WHAT THE TASK ASKS »
The records below must be output exactly, without pictures.

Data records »
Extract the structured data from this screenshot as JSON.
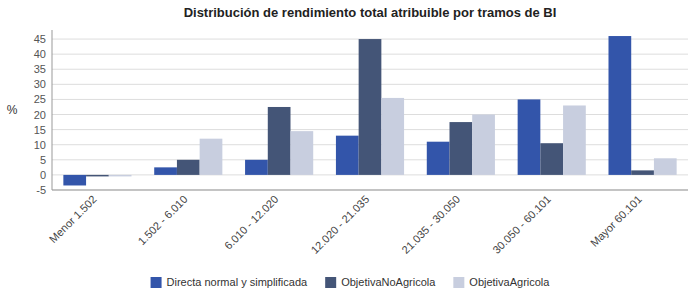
{
  "chart_data": {
    "type": "bar",
    "title": "Distribución de rendimiento total atribuible por tramos de BI",
    "ylabel": "%",
    "categories": [
      "Menor 1.502",
      "1.502 - 6.010",
      "6.010 - 12.020",
      "12.020 - 21.035",
      "21.035 - 30.050",
      "30.050 - 60.101",
      "Mayor 60.101"
    ],
    "series": [
      {
        "name": "Directa normal y simplificada",
        "color": "#3355AA",
        "values": [
          -3.5,
          2.5,
          5.0,
          13.0,
          11.0,
          25.0,
          46.0
        ]
      },
      {
        "name": "ObjetivaNoAgricola",
        "color": "#445577",
        "values": [
          -0.5,
          5.0,
          22.5,
          45.0,
          17.5,
          10.5,
          1.5
        ]
      },
      {
        "name": "ObjetivaAgricola",
        "color": "#C8CEDF",
        "values": [
          -0.5,
          12.0,
          14.5,
          25.5,
          20.0,
          23.0,
          5.5
        ]
      }
    ],
    "ylim": [
      -5,
      48
    ],
    "yticks": [
      -5,
      0,
      5,
      10,
      15,
      20,
      25,
      30,
      35,
      40,
      45
    ],
    "grid": true,
    "legend": "bottom"
  }
}
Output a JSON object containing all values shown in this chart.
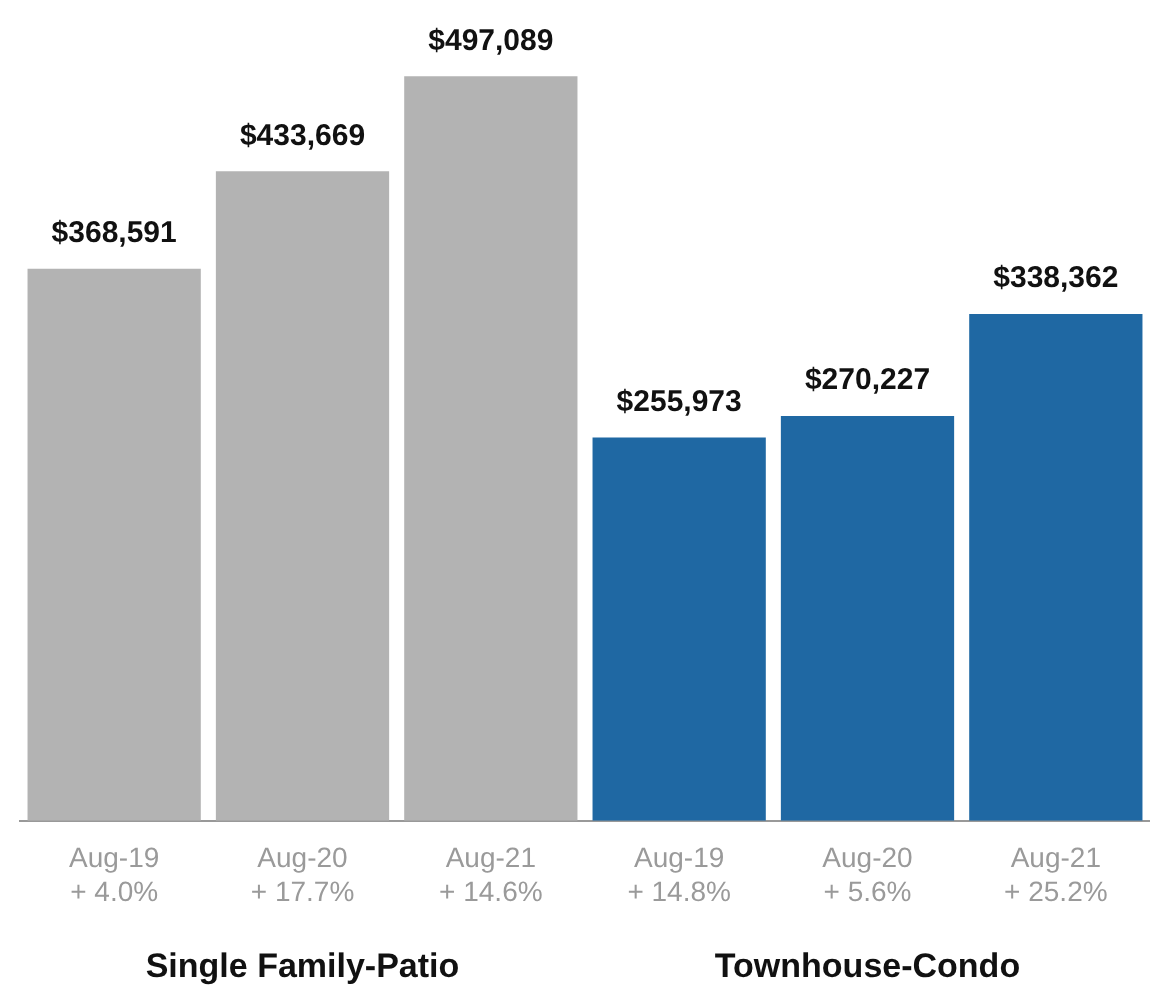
{
  "chart_data": {
    "type": "bar",
    "categories": [
      "Aug-19\n+ 4.0%",
      "Aug-20\n+ 17.7%",
      "Aug-21\n+ 14.6%",
      "Aug-19\n+ 14.8%",
      "Aug-20\n+ 5.6%",
      "Aug-21\n+ 25.2%"
    ],
    "values": [
      368591,
      433669,
      497089,
      255973,
      270227,
      338362
    ],
    "colors": [
      "#b3b3b3",
      "#b3b3b3",
      "#b3b3b3",
      "#1f68a3",
      "#1f68a3",
      "#1f68a3"
    ],
    "value_labels": [
      "$368,591",
      "$433,669",
      "$497,089",
      "$255,973",
      "$270,227",
      "$338,362"
    ],
    "annotations": [
      "Single Family-Patio",
      "Townhouse-Condo"
    ],
    "grid": false,
    "legend": false
  }
}
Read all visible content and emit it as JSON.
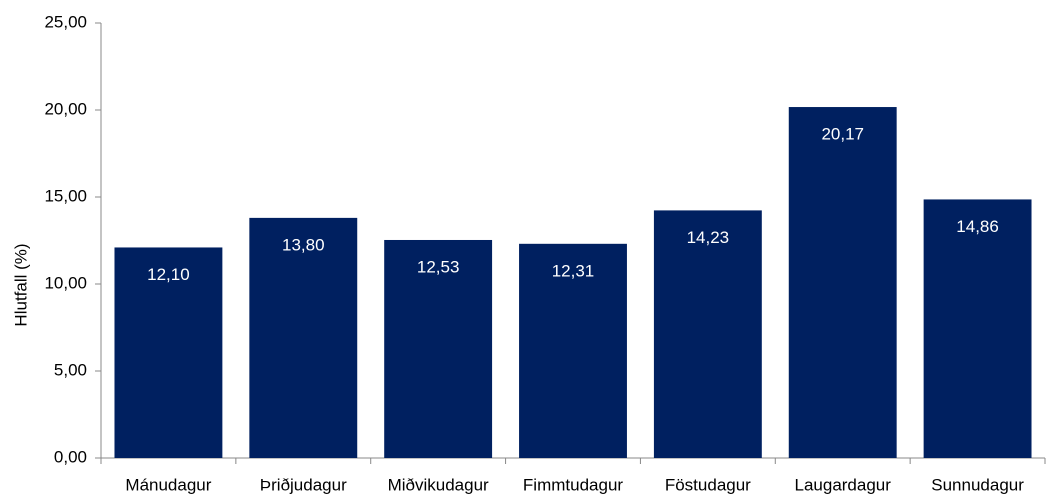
{
  "chart_data": {
    "type": "bar",
    "y_label": "Hlutfall (%)",
    "categories": [
      "Mánudagur",
      "Þriðjudagur",
      "Miðvikudagur",
      "Fimmtudagur",
      "Föstudagur",
      "Laugardagur",
      "Sunnudagur"
    ],
    "values": [
      12.1,
      13.8,
      12.53,
      12.31,
      14.23,
      20.17,
      14.86
    ],
    "value_labels": [
      "12,10",
      "13,80",
      "12,53",
      "12,31",
      "14,23",
      "20,17",
      "14,86"
    ],
    "color": "#002060",
    "ylim": [
      0,
      25
    ],
    "yticks": [
      {
        "value": 0,
        "label": "0,00"
      },
      {
        "value": 5,
        "label": "5,00"
      },
      {
        "value": 10,
        "label": "10,00"
      },
      {
        "value": 15,
        "label": "15,00"
      },
      {
        "value": 20,
        "label": "20,00"
      },
      {
        "value": 25,
        "label": "25,00"
      }
    ],
    "grid": false
  }
}
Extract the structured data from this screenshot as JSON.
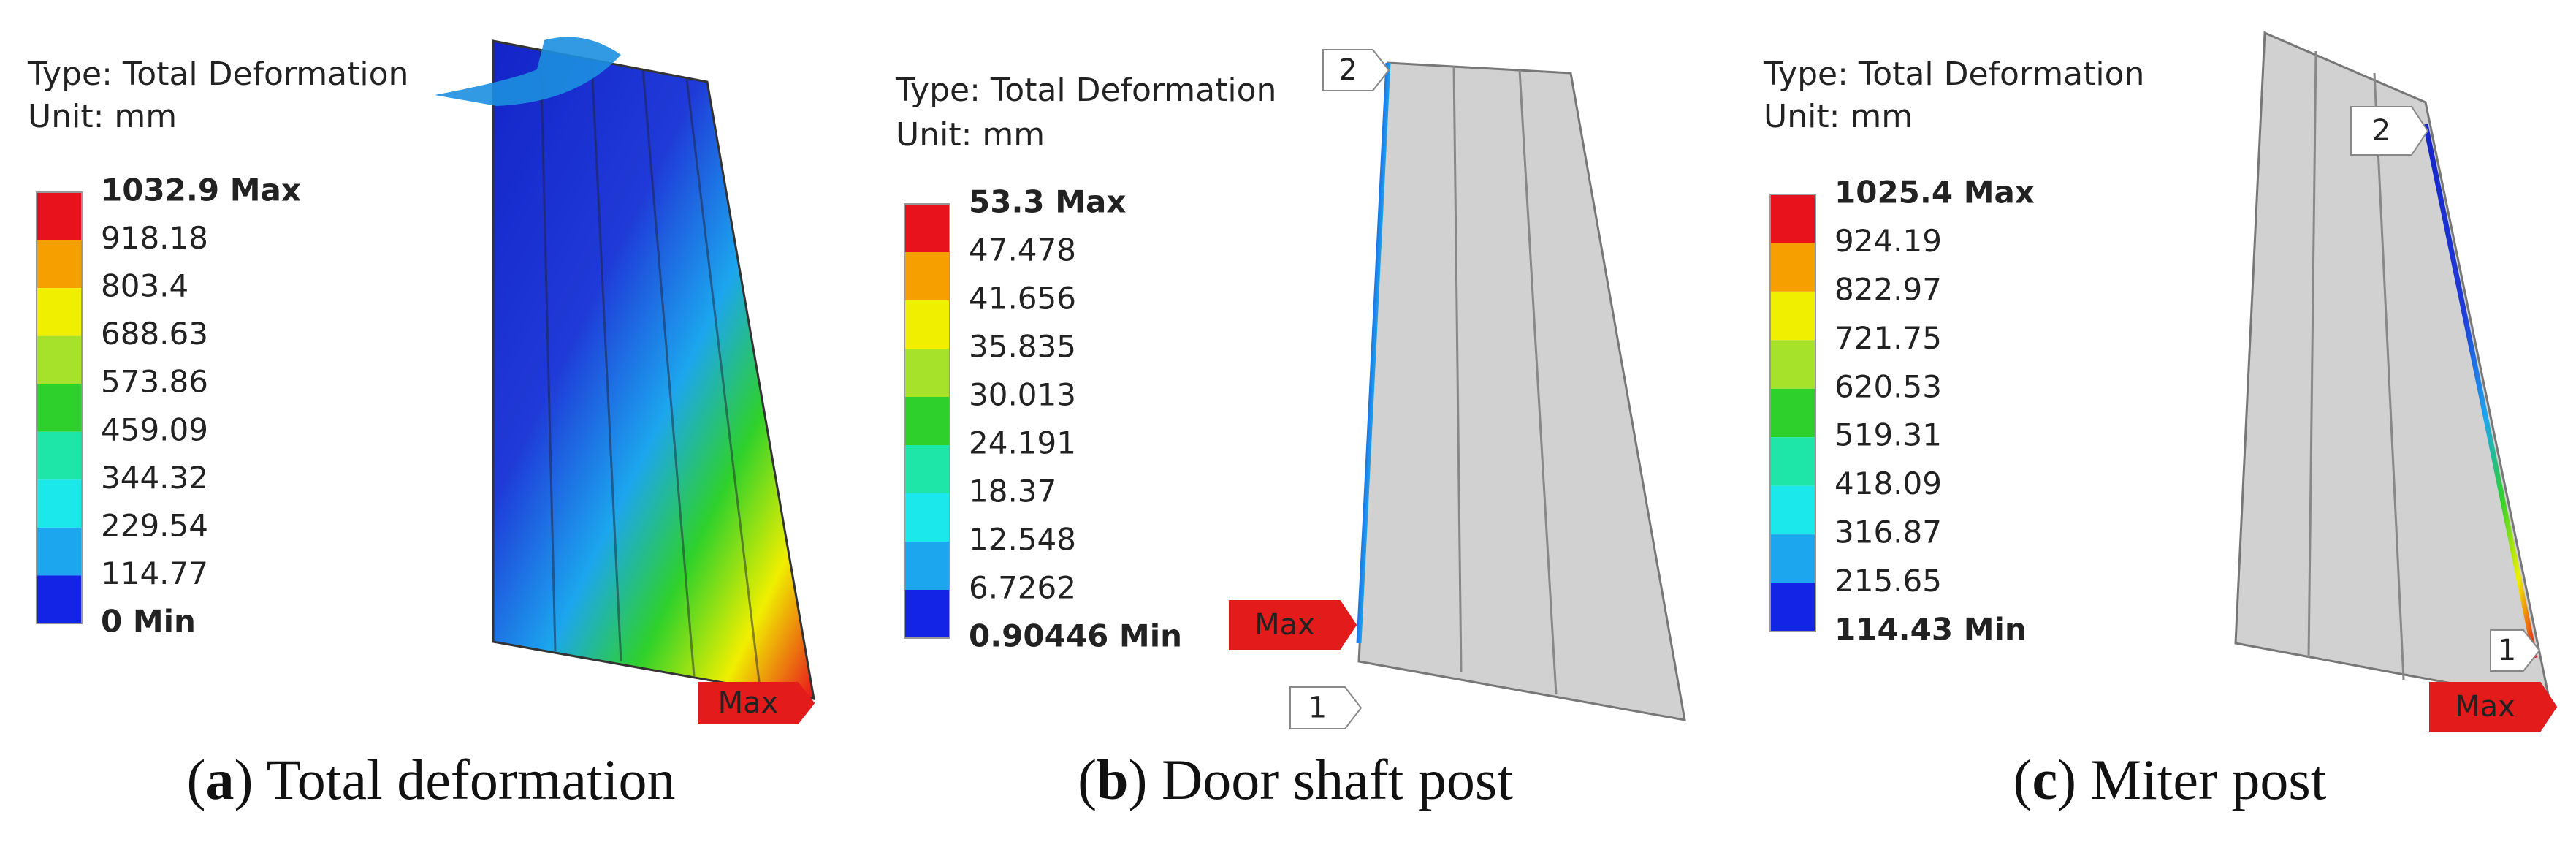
{
  "panels": [
    {
      "type_label": "Type: Total Deformation",
      "unit_label": "Unit: mm",
      "legend_labels": [
        "1032.9 Max",
        "918.18",
        "803.4",
        "688.63",
        "573.86",
        "459.09",
        "344.32",
        "229.54",
        "114.77",
        "0 Min"
      ],
      "tags": [
        "Max"
      ],
      "caption": {
        "open": "(",
        "letter": "a",
        "rest": ") Total deformation"
      }
    },
    {
      "type_label": "Type: Total Deformation",
      "unit_label": "Unit: mm",
      "legend_labels": [
        "53.3 Max",
        "47.478",
        "41.656",
        "35.835",
        "30.013",
        "24.191",
        "18.37",
        "12.548",
        "6.7262",
        "0.90446 Min"
      ],
      "tags": [
        "2",
        "Max",
        "1"
      ],
      "caption": {
        "open": "(",
        "letter": "b",
        "rest": ") Door shaft post"
      }
    },
    {
      "type_label": "Type: Total Deformation",
      "unit_label": "Unit: mm",
      "legend_labels": [
        "1025.4 Max",
        "924.19",
        "822.97",
        "721.75",
        "620.53",
        "519.31",
        "418.09",
        "316.87",
        "215.65",
        "114.43 Min"
      ],
      "tags": [
        "2",
        "1",
        "Max"
      ],
      "caption": {
        "open": "(",
        "letter": "c",
        "rest": ") Miter post"
      }
    }
  ],
  "legend_colors": [
    "#e8121c",
    "#f5a000",
    "#f0ef00",
    "#a6e22a",
    "#2ed12b",
    "#1ee6a8",
    "#1be8ea",
    "#1ca6ee",
    "#1424e6"
  ]
}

OUTPUT »
Extract the structured data from this screenshot as JSON.
{
  "chart_data": {
    "type": "bar",
    "title": "Distribución de rendimiento total atribuible por tramos de BI",
    "ylabel": "%",
    "categories": [
      "Menor 1.502",
      "1.502 - 6.010",
      "6.010 - 12.020",
      "12.020 - 21.035",
      "21.035 - 30.050",
      "30.050 - 60.101",
      "Mayor 60.101"
    ],
    "series": [
      {
        "name": "Directa normal y simplificada",
        "color": "#3355AA",
        "values": [
          -3.5,
          2.5,
          5.0,
          13.0,
          11.0,
          25.0,
          46.0
        ]
      },
      {
        "name": "ObjetivaNoAgricola",
        "color": "#445577",
        "values": [
          -0.5,
          5.0,
          22.5,
          45.0,
          17.5,
          10.5,
          1.5
        ]
      },
      {
        "name": "ObjetivaAgricola",
        "color": "#C8CEDF",
        "values": [
          -0.5,
          12.0,
          14.5,
          25.5,
          20.0,
          23.0,
          5.5
        ]
      }
    ],
    "ylim": [
      -5,
      48
    ],
    "yticks": [
      -5,
      0,
      5,
      10,
      15,
      20,
      25,
      30,
      35,
      40,
      45
    ],
    "grid": true,
    "legend": "bottom"
  }
}
Output a JSON object containing all values shown in this chart.
{
  "chart_data": {
    "type": "bar",
    "categories": [
      "Aug-19\n+ 4.0%",
      "Aug-20\n+ 17.7%",
      "Aug-21\n+ 14.6%",
      "Aug-19\n+ 14.8%",
      "Aug-20\n+ 5.6%",
      "Aug-21\n+ 25.2%"
    ],
    "values": [
      368591,
      433669,
      497089,
      255973,
      270227,
      338362
    ],
    "colors": [
      "#b3b3b3",
      "#b3b3b3",
      "#b3b3b3",
      "#1f68a3",
      "#1f68a3",
      "#1f68a3"
    ],
    "value_labels": [
      "$368,591",
      "$433,669",
      "$497,089",
      "$255,973",
      "$270,227",
      "$338,362"
    ],
    "annotations": [
      "Single Family-Patio",
      "Townhouse-Condo"
    ],
    "grid": false,
    "legend": false
  }
}
Read all visible content and emit it as JSON.
{
  "chart_data": {
    "type": "bar",
    "y_label": "Hlutfall (%)",
    "categories": [
      "Mánudagur",
      "Þriðjudagur",
      "Miðvikudagur",
      "Fimmtudagur",
      "Föstudagur",
      "Laugardagur",
      "Sunnudagur"
    ],
    "values": [
      12.1,
      13.8,
      12.53,
      12.31,
      14.23,
      20.17,
      14.86
    ],
    "value_labels": [
      "12,10",
      "13,80",
      "12,53",
      "12,31",
      "14,23",
      "20,17",
      "14,86"
    ],
    "color": "#002060",
    "ylim": [
      0,
      25
    ],
    "yticks": [
      {
        "value": 0,
        "label": "0,00"
      },
      {
        "value": 5,
        "label": "5,00"
      },
      {
        "value": 10,
        "label": "10,00"
      },
      {
        "value": 15,
        "label": "15,00"
      },
      {
        "value": 20,
        "label": "20,00"
      },
      {
        "value": 25,
        "label": "25,00"
      }
    ],
    "grid": false
  }
}
Extract the structured data from this screenshot as JSON.
{
  "panels": [
    {
      "type_label": "Type: Total Deformation",
      "unit_label": "Unit: mm",
      "legend_labels": [
        "1032.9 Max",
        "918.18",
        "803.4",
        "688.63",
        "573.86",
        "459.09",
        "344.32",
        "229.54",
        "114.77",
        "0 Min"
      ],
      "tags": [
        "Max"
      ],
      "caption": {
        "open": "(",
        "letter": "a",
        "rest": ") Total deformation"
      }
    },
    {
      "type_label": "Type: Total Deformation",
      "unit_label": "Unit: mm",
      "legend_labels": [
        "53.3 Max",
        "47.478",
        "41.656",
        "35.835",
        "30.013",
        "24.191",
        "18.37",
        "12.548",
        "6.7262",
        "0.90446 Min"
      ],
      "tags": [
        "2",
        "Max",
        "1"
      ],
      "caption": {
        "open": "(",
        "letter": "b",
        "rest": ") Door shaft post"
      }
    },
    {
      "type_label": "Type: Total Deformation",
      "unit_label": "Unit: mm",
      "legend_labels": [
        "1025.4 Max",
        "924.19",
        "822.97",
        "721.75",
        "620.53",
        "519.31",
        "418.09",
        "316.87",
        "215.65",
        "114.43 Min"
      ],
      "tags": [
        "2",
        "1",
        "Max"
      ],
      "caption": {
        "open": "(",
        "letter": "c",
        "rest": ") Miter post"
      }
    }
  ],
  "legend_colors": [
    "#e8121c",
    "#f5a000",
    "#f0ef00",
    "#a6e22a",
    "#2ed12b",
    "#1ee6a8",
    "#1be8ea",
    "#1ca6ee",
    "#1424e6"
  ]
}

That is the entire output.